## Exercise requirements
Since the entries below must stay intact, return each one exactly.

## Records provided
-- Opening Marker --

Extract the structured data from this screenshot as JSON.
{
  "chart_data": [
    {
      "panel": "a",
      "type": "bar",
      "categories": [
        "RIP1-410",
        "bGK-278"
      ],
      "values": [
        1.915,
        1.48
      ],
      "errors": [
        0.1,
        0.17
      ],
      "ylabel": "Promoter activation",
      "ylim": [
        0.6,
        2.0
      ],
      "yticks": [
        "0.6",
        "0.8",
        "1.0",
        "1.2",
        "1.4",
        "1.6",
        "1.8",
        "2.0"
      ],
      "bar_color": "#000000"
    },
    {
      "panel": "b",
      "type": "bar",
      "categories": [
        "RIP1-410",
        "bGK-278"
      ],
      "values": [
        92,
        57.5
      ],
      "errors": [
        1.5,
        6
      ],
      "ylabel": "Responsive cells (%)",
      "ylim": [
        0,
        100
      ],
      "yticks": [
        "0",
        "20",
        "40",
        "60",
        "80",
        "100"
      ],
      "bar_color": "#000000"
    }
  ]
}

-- Closing Marker --

## Worked solution
Extract the structured data from this screenshot as JSON.
{
  "chart_data": [
    {
      "panel": "a",
      "type": "bar",
      "categories": [
        "RIP1-410",
        "bGK-278"
      ],
      "values": [
        1.915,
        1.48
      ],
      "errors": [
        0.1,
        0.17
      ],
      "ylabel": "Promoter activation",
      "ylim": [
        0.6,
        2.0
      ],
      "yticks": [
        "0.6",
        "0.8",
        "1.0",
        "1.2",
        "1.4",
        "1.6",
        "1.8",
        "2.0"
      ],
      "bar_color": "#000000"
    },
    {
      "panel": "b",
      "type": "bar",
      "categories": [
        "RIP1-410",
        "bGK-278"
      ],
      "values": [
        92,
        57.5
      ],
      "errors": [
        1.5,
        6
      ],
      "ylabel": "Responsive cells (%)",
      "ylim": [
        0,
        100
      ],
      "yticks": [
        "0",
        "20",
        "40",
        "60",
        "80",
        "100"
      ],
      "bar_color": "#000000"
    }
  ]
}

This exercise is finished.